**WHAT THE EXERCISE ASKS:**
From the data that follows, report how many lines hold the string "screenshot", giving only the number.
* BEGIN *
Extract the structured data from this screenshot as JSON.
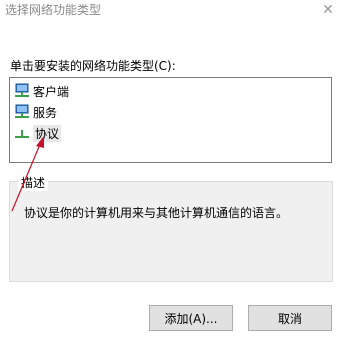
{
  "window": {
    "title": "选择网络功能类型",
    "close_icon": "close-icon"
  },
  "prompt": "单击要安装的网络功能类型(C):",
  "list": {
    "items": [
      {
        "label": "客户端",
        "icon": "client-network-icon"
      },
      {
        "label": "服务",
        "icon": "service-network-icon"
      },
      {
        "label": "协议",
        "icon": "protocol-network-icon",
        "selected": true
      }
    ]
  },
  "description": {
    "legend": "描述",
    "text": "协议是你的计算机用来与其他计算机通信的语言。"
  },
  "buttons": {
    "add": "添加(A)...",
    "cancel": "取消"
  },
  "colors": {
    "annotation_arrow": "#c8102e",
    "monitor_blue": "#2e7bd6",
    "network_green": "#3aa14a"
  }
}
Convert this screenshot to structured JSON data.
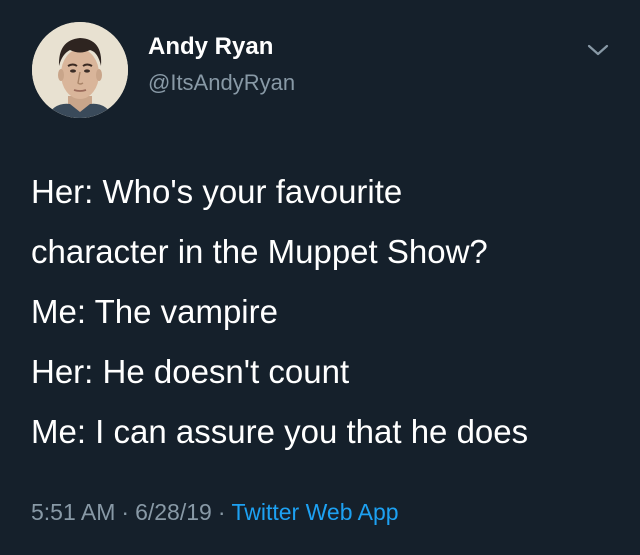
{
  "user": {
    "display_name": "Andy Ryan",
    "handle": "@ItsAndyRyan"
  },
  "tweet": {
    "lines": [
      "Her: Who's your favourite",
      "character in the Muppet Show?",
      "Me: The vampire",
      "Her: He doesn't count",
      "Me: I can assure you that he does"
    ]
  },
  "meta": {
    "time": "5:51 AM",
    "date": "6/28/19",
    "separator": "·",
    "source": "Twitter Web App"
  },
  "icons": {
    "menu": "chevron-down-icon",
    "avatar": "user-avatar"
  },
  "colors": {
    "background": "#15202b",
    "primary_text": "#ffffff",
    "secondary_text": "#8899a6",
    "link": "#1da1f2"
  }
}
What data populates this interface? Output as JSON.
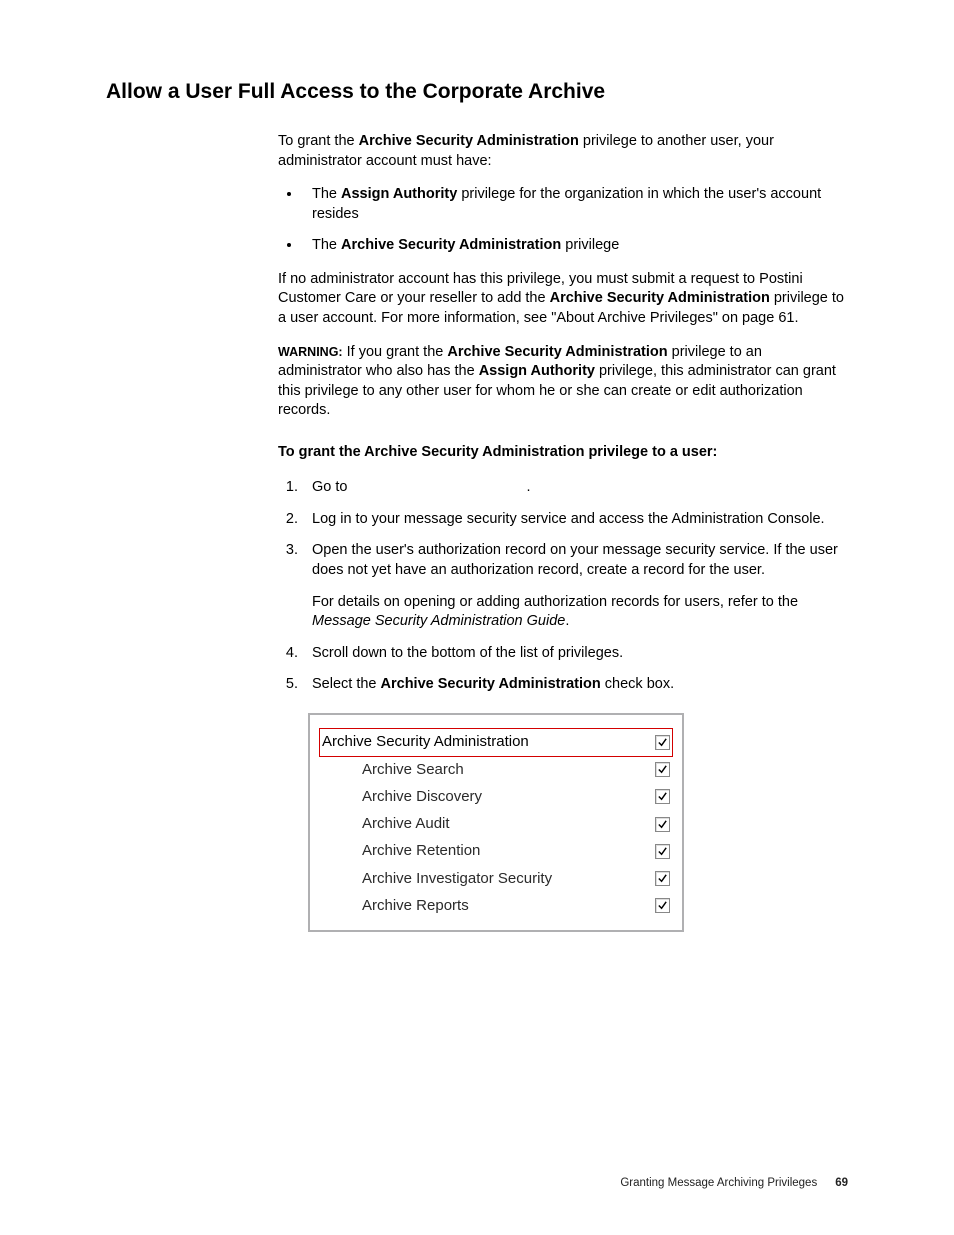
* END *
**TASK RESULT:**
2